# [Set problem]
Filter the data for lines with the word "Increasing", then copy every line so identified.
** START OF Data supplied **
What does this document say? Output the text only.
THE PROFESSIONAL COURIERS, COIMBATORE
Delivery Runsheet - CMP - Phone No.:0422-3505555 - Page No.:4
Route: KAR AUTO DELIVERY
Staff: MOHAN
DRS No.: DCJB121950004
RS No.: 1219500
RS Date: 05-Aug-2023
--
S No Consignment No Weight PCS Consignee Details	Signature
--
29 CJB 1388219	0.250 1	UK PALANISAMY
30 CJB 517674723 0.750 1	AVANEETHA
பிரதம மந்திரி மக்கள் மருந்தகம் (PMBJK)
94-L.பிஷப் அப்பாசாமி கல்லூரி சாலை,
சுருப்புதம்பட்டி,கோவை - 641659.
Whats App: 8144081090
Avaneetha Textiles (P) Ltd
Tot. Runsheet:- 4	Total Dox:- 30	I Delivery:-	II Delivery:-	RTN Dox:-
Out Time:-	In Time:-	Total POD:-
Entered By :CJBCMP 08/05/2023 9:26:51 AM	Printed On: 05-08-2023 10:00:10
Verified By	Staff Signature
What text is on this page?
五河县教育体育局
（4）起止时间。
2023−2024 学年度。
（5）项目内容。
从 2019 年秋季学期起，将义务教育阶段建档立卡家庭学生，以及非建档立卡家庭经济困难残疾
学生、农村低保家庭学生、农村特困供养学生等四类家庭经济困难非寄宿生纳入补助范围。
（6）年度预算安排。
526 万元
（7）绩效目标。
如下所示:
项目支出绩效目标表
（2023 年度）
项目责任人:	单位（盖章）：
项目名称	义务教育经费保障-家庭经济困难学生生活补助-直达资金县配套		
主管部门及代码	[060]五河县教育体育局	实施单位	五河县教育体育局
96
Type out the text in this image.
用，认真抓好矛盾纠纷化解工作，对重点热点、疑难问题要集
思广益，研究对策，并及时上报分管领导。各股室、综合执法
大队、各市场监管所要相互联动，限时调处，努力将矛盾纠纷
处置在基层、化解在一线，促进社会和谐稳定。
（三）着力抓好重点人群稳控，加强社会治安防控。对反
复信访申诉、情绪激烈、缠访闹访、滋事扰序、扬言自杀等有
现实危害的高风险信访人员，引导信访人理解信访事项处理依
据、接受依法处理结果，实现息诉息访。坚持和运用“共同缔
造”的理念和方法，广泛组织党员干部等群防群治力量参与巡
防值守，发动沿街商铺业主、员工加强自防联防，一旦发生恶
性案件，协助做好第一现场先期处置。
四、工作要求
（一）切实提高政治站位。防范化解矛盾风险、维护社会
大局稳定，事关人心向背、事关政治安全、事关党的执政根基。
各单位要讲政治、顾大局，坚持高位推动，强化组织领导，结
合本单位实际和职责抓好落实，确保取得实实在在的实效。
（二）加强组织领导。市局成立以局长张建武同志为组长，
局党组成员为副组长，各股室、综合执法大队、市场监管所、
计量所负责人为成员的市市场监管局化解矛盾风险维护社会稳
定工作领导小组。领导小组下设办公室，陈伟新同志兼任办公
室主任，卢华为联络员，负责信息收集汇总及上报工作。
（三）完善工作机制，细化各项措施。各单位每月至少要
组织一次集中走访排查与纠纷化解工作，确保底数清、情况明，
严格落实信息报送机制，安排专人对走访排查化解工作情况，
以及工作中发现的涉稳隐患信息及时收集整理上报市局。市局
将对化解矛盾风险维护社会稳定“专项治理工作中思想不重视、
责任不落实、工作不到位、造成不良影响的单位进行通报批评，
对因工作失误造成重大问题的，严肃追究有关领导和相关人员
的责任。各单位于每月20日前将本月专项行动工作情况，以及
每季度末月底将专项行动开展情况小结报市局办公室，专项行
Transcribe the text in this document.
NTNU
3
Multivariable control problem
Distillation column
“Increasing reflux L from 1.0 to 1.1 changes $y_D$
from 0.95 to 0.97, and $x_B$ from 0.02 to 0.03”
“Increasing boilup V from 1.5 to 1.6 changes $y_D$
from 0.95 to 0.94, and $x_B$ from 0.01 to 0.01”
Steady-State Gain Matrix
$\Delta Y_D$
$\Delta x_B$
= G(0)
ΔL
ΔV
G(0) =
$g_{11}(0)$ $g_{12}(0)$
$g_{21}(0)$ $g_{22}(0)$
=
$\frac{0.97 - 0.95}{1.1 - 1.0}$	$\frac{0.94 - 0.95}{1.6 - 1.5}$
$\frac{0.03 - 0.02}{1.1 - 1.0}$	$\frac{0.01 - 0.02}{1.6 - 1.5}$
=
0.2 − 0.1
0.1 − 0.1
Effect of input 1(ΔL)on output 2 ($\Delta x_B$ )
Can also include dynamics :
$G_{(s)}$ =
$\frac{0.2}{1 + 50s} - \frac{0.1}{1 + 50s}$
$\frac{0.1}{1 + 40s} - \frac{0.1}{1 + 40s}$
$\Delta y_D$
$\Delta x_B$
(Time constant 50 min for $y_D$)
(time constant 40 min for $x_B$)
** END OF Data supplied **
# [Solution below]
“Increasing reflux L from 1.0 to 1.1 changes $y_D$
“Increasing boilup V from 1.5 to 1.6 changes $y_D$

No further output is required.